◆ SHORT EXERCISE
Every entry below must appear again, exactly as written.

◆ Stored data
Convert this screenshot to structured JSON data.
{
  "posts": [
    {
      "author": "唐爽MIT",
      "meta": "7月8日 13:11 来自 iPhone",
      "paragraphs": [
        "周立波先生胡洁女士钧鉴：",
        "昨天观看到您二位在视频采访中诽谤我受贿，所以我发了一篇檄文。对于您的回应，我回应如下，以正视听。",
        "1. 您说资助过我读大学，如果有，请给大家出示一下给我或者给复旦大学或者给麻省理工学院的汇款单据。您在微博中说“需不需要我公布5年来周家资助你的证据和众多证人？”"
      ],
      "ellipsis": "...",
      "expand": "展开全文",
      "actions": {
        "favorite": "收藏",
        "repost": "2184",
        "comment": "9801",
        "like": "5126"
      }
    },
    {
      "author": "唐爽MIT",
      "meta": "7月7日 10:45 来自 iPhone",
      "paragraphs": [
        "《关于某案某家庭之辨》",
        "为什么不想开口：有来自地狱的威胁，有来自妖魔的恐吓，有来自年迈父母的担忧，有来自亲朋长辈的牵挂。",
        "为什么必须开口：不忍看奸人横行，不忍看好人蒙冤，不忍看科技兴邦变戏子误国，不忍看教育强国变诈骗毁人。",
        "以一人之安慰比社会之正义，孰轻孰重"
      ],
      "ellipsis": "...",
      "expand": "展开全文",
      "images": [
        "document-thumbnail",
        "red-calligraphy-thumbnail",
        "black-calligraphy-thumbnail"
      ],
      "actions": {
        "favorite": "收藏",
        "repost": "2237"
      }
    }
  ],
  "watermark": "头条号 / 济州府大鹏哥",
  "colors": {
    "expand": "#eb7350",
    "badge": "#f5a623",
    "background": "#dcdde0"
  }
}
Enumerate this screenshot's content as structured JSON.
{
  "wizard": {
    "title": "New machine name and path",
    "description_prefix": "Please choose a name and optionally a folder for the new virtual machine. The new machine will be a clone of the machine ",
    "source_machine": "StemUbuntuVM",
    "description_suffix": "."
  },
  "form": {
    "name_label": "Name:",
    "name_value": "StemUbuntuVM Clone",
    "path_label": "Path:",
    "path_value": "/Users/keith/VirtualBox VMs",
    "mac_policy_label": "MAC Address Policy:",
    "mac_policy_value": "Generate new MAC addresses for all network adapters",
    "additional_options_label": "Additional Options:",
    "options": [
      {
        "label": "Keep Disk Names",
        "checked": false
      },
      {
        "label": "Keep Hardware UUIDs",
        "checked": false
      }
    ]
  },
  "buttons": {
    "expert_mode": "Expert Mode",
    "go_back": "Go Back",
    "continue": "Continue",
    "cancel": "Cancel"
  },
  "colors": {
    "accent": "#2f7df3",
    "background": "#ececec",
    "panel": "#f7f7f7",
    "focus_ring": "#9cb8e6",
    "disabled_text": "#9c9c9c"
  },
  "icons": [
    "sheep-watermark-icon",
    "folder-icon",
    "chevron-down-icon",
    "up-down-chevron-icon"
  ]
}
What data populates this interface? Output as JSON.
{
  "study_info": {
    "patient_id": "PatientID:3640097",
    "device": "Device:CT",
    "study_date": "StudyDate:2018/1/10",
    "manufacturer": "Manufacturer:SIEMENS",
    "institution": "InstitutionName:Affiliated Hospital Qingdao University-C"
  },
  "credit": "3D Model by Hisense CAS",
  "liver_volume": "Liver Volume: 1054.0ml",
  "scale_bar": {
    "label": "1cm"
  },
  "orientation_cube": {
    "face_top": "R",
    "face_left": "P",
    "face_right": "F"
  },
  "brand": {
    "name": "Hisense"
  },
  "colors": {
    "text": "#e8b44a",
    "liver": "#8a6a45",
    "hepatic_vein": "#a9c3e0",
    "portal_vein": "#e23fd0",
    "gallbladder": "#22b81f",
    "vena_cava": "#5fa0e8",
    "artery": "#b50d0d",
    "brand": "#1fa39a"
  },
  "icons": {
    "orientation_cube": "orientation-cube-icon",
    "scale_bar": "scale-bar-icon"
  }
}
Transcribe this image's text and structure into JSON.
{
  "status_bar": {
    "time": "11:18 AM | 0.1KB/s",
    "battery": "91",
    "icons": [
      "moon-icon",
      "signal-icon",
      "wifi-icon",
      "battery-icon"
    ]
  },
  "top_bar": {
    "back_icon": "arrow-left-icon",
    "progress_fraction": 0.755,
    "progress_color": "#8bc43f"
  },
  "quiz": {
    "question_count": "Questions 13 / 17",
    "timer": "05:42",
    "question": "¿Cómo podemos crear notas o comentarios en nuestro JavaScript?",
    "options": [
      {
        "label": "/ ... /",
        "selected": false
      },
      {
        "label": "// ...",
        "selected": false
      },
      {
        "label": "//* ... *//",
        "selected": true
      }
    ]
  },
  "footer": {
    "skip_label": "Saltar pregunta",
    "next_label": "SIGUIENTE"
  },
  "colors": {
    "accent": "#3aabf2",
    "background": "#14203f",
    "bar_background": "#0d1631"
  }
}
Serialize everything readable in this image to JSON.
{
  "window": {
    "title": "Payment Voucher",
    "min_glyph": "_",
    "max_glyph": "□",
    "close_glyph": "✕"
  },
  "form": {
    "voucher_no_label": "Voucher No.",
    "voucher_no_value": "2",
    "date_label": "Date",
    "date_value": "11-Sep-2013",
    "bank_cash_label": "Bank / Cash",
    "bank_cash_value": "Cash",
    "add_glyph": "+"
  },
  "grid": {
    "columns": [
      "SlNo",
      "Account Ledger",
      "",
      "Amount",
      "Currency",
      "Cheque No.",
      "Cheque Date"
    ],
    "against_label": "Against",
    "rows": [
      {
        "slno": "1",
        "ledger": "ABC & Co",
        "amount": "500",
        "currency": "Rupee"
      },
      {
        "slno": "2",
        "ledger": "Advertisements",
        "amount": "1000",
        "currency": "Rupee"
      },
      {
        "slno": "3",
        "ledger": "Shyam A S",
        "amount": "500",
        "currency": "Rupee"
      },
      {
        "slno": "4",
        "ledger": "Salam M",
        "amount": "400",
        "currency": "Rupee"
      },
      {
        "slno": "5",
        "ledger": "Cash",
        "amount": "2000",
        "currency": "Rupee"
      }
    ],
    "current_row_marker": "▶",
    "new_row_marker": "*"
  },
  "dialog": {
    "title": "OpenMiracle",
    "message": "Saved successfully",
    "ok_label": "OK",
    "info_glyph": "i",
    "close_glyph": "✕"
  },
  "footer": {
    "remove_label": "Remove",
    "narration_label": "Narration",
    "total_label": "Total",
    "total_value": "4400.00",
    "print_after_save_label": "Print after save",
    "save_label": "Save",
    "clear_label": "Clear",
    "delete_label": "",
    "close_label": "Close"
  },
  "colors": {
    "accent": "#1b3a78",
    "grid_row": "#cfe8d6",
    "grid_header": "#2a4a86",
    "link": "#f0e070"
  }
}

◆ RESULT OF THE EXERCISE
Convert this screenshot to structured JSON data.
{
  "posts": [
    {
      "author": "唐爽MIT",
      "meta": "7月8日 13:11 来自 iPhone",
      "paragraphs": [
        "周立波先生胡洁女士钧鉴：",
        "昨天观看到您二位在视频采访中诽谤我受贿，所以我发了一篇檄文。对于您的回应，我回应如下，以正视听。",
        "1. 您说资助过我读大学，如果有，请给大家出示一下给我或者给复旦大学或者给麻省理工学院的汇款单据。您在微博中说“需不需要我公布5年来周家资助你的证据和众多证人？”"
      ],
      "ellipsis": "...",
      "expand": "展开全文",
      "actions": {
        "favorite": "收藏",
        "repost": "2184",
        "comment": "9801",
        "like": "5126"
      }
    },
    {
      "author": "唐爽MIT",
      "meta": "7月7日 10:45 来自 iPhone",
      "paragraphs": [
        "《关于某案某家庭之辨》",
        "为什么不想开口：有来自地狱的威胁，有来自妖魔的恐吓，有来自年迈父母的担忧，有来自亲朋长辈的牵挂。",
        "为什么必须开口：不忍看奸人横行，不忍看好人蒙冤，不忍看科技兴邦变戏子误国，不忍看教育强国变诈骗毁人。",
        "以一人之安慰比社会之正义，孰轻孰重"
      ],
      "ellipsis": "...",
      "expand": "展开全文",
      "images": [
        "document-thumbnail",
        "red-calligraphy-thumbnail",
        "black-calligraphy-thumbnail"
      ],
      "actions": {
        "favorite": "收藏",
        "repost": "2237"
      }
    }
  ],
  "watermark": "头条号 / 济州府大鹏哥",
  "colors": {
    "expand": "#eb7350",
    "badge": "#f5a623",
    "background": "#dcdde0"
  }
}
Enumerate this screenshot's content as structured JSON.
{
  "wizard": {
    "title": "New machine name and path",
    "description_prefix": "Please choose a name and optionally a folder for the new virtual machine. The new machine will be a clone of the machine ",
    "source_machine": "StemUbuntuVM",
    "description_suffix": "."
  },
  "form": {
    "name_label": "Name:",
    "name_value": "StemUbuntuVM Clone",
    "path_label": "Path:",
    "path_value": "/Users/keith/VirtualBox VMs",
    "mac_policy_label": "MAC Address Policy:",
    "mac_policy_value": "Generate new MAC addresses for all network adapters",
    "additional_options_label": "Additional Options:",
    "options": [
      {
        "label": "Keep Disk Names",
        "checked": false
      },
      {
        "label": "Keep Hardware UUIDs",
        "checked": false
      }
    ]
  },
  "buttons": {
    "expert_mode": "Expert Mode",
    "go_back": "Go Back",
    "continue": "Continue",
    "cancel": "Cancel"
  },
  "colors": {
    "accent": "#2f7df3",
    "background": "#ececec",
    "panel": "#f7f7f7",
    "focus_ring": "#9cb8e6",
    "disabled_text": "#9c9c9c"
  },
  "icons": [
    "sheep-watermark-icon",
    "folder-icon",
    "chevron-down-icon",
    "up-down-chevron-icon"
  ]
}
What data populates this interface? Output as JSON.
{
  "study_info": {
    "patient_id": "PatientID:3640097",
    "device": "Device:CT",
    "study_date": "StudyDate:2018/1/10",
    "manufacturer": "Manufacturer:SIEMENS",
    "institution": "InstitutionName:Affiliated Hospital Qingdao University-C"
  },
  "credit": "3D Model by Hisense CAS",
  "liver_volume": "Liver Volume: 1054.0ml",
  "scale_bar": {
    "label": "1cm"
  },
  "orientation_cube": {
    "face_top": "R",
    "face_left": "P",
    "face_right": "F"
  },
  "brand": {
    "name": "Hisense"
  },
  "colors": {
    "text": "#e8b44a",
    "liver": "#8a6a45",
    "hepatic_vein": "#a9c3e0",
    "portal_vein": "#e23fd0",
    "gallbladder": "#22b81f",
    "vena_cava": "#5fa0e8",
    "artery": "#b50d0d",
    "brand": "#1fa39a"
  },
  "icons": {
    "orientation_cube": "orientation-cube-icon",
    "scale_bar": "scale-bar-icon"
  }
}
Transcribe this image's text and structure into JSON.
{
  "status_bar": {
    "time": "11:18 AM | 0.1KB/s",
    "battery": "91",
    "icons": [
      "moon-icon",
      "signal-icon",
      "wifi-icon",
      "battery-icon"
    ]
  },
  "top_bar": {
    "back_icon": "arrow-left-icon",
    "progress_fraction": 0.755,
    "progress_color": "#8bc43f"
  },
  "quiz": {
    "question_count": "Questions 13 / 17",
    "timer": "05:42",
    "question": "¿Cómo podemos crear notas o comentarios en nuestro JavaScript?",
    "options": [
      {
        "label": "/ ... /",
        "selected": false
      },
      {
        "label": "// ...",
        "selected": false
      },
      {
        "label": "//* ... *//",
        "selected": true
      }
    ]
  },
  "footer": {
    "skip_label": "Saltar pregunta",
    "next_label": "SIGUIENTE"
  },
  "colors": {
    "accent": "#3aabf2",
    "background": "#14203f",
    "bar_background": "#0d1631"
  }
}
Serialize everything readable in this image to JSON.
{
  "window": {
    "title": "Payment Voucher",
    "min_glyph": "_",
    "max_glyph": "□",
    "close_glyph": "✕"
  },
  "form": {
    "voucher_no_label": "Voucher No.",
    "voucher_no_value": "2",
    "date_label": "Date",
    "date_value": "11-Sep-2013",
    "bank_cash_label": "Bank / Cash",
    "bank_cash_value": "Cash",
    "add_glyph": "+"
  },
  "grid": {
    "columns": [
      "SlNo",
      "Account Ledger",
      "",
      "Amount",
      "Currency",
      "Cheque No.",
      "Cheque Date"
    ],
    "against_label": "Against",
    "rows": [
      {
        "slno": "1",
        "ledger": "ABC & Co",
        "amount": "500",
        "currency": "Rupee"
      },
      {
        "slno": "2",
        "ledger": "Advertisements",
        "amount": "1000",
        "currency": "Rupee"
      },
      {
        "slno": "3",
        "ledger": "Shyam A S",
        "amount": "500",
        "currency": "Rupee"
      },
      {
        "slno": "4",
        "ledger": "Salam M",
        "amount": "400",
        "currency": "Rupee"
      },
      {
        "slno": "5",
        "ledger": "Cash",
        "amount": "2000",
        "currency": "Rupee"
      }
    ],
    "current_row_marker": "▶",
    "new_row_marker": "*"
  },
  "dialog": {
    "title": "OpenMiracle",
    "message": "Saved successfully",
    "ok_label": "OK",
    "info_glyph": "i",
    "close_glyph": "✕"
  },
  "footer": {
    "remove_label": "Remove",
    "narration_label": "Narration",
    "total_label": "Total",
    "total_value": "4400.00",
    "print_after_save_label": "Print after save",
    "save_label": "Save",
    "clear_label": "Clear",
    "delete_label": "",
    "close_label": "Close"
  },
  "colors": {
    "accent": "#1b3a78",
    "grid_row": "#cfe8d6",
    "grid_header": "#2a4a86",
    "link": "#f0e070"
  }
}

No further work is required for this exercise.